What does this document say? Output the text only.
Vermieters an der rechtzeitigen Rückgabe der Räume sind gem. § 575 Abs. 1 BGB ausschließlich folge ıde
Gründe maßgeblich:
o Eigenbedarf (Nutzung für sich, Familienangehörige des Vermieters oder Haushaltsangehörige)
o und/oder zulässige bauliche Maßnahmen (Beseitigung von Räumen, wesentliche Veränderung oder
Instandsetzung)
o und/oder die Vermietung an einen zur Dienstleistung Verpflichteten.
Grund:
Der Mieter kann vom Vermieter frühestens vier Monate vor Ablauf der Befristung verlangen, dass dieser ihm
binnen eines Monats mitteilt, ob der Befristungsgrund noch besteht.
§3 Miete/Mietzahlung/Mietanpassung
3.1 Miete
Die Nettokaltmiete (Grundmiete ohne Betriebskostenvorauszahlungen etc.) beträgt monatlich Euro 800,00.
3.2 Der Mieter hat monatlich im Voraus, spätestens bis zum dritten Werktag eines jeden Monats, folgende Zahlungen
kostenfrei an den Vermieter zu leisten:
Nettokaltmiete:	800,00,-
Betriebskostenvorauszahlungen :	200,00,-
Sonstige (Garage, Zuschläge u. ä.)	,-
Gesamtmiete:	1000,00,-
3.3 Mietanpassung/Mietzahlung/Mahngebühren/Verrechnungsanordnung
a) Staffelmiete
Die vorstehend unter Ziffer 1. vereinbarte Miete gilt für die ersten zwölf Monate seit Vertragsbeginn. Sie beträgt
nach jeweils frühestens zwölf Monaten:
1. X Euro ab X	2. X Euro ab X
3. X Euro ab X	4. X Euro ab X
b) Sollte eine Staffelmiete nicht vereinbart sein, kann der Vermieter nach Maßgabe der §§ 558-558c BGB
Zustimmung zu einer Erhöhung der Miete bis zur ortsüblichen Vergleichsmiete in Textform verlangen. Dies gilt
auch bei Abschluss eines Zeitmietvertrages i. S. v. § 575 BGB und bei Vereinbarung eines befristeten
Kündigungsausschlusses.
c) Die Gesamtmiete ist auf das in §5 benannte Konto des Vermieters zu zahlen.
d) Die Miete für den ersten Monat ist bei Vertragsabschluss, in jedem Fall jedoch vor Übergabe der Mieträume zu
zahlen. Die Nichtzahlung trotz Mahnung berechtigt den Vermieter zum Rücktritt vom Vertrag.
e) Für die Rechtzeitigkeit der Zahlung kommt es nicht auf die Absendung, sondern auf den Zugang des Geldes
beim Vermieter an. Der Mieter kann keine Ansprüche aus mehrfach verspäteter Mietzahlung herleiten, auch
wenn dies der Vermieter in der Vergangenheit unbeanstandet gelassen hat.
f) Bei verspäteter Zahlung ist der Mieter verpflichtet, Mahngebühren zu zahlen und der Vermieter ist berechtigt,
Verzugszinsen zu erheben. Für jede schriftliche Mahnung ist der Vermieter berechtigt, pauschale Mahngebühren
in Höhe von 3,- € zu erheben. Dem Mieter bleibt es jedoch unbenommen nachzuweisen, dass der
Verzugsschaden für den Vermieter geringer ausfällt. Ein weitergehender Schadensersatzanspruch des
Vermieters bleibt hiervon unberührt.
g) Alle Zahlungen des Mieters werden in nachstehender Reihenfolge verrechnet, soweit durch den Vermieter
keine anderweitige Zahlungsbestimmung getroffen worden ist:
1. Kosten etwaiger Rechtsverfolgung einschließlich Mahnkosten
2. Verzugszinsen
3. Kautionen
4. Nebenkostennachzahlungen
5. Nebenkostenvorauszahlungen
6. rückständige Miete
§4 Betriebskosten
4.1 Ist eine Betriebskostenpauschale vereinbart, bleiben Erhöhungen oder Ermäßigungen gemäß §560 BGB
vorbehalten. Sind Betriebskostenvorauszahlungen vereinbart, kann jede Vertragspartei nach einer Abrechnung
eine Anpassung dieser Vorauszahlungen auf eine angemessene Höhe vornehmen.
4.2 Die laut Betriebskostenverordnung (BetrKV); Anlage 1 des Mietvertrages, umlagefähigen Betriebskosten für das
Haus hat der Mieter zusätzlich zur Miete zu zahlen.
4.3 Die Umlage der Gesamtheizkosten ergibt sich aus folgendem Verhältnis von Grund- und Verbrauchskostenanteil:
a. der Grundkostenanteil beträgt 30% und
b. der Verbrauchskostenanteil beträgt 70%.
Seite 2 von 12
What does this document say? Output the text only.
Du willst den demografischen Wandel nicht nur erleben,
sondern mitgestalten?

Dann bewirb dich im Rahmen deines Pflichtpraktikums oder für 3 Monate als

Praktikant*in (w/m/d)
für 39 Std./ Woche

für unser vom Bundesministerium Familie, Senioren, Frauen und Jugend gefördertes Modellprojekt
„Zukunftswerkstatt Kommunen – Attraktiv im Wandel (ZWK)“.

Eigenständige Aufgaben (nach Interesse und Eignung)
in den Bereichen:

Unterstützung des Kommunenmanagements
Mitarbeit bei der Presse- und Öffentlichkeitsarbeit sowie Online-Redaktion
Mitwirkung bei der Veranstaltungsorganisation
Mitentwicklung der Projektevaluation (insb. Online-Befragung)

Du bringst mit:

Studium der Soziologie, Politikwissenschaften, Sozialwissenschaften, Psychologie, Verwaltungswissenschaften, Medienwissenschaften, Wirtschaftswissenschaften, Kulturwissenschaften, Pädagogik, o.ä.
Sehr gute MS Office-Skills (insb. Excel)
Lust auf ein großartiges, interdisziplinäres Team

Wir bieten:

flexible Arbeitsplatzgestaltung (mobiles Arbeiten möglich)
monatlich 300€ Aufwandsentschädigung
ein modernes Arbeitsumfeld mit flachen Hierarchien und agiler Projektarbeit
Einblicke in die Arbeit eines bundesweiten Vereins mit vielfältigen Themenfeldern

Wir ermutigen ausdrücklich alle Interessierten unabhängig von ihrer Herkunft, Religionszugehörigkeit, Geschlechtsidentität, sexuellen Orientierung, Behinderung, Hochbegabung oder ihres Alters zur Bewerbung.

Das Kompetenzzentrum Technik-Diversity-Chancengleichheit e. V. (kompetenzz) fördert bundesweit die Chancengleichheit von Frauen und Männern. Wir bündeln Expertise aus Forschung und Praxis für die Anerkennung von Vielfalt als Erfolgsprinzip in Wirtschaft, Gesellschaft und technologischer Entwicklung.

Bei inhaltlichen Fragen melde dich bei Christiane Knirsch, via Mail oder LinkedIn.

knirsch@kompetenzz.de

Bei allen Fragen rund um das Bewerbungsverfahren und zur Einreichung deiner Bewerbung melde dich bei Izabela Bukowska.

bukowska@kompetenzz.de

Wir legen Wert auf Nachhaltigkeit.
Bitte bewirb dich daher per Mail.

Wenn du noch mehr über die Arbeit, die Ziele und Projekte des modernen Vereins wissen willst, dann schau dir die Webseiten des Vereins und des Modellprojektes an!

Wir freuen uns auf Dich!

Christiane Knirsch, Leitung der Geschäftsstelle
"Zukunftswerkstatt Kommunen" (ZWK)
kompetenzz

### [WHAT THE TASK ASKS]
Copy each line above that contains the word "Frauen".

### [WRITTEN RESPONSE]
für unser vom Bundesministerium Familie, Senioren, Frauen und Jugend gefördertes Modellprojekt
Das Kompetenzzentrum Technik-Diversity-Chancengleichheit e. V. (kompetenzz) fördert bundesweit die Chancengleichheit von Frauen und Männern. Wir bündeln Expertise aus Forschung und Praxis für die Anerkennung von Vielfalt als Erfolgsprinzip in Wirtschaft, Gesellschaft und technologischer Entwicklung.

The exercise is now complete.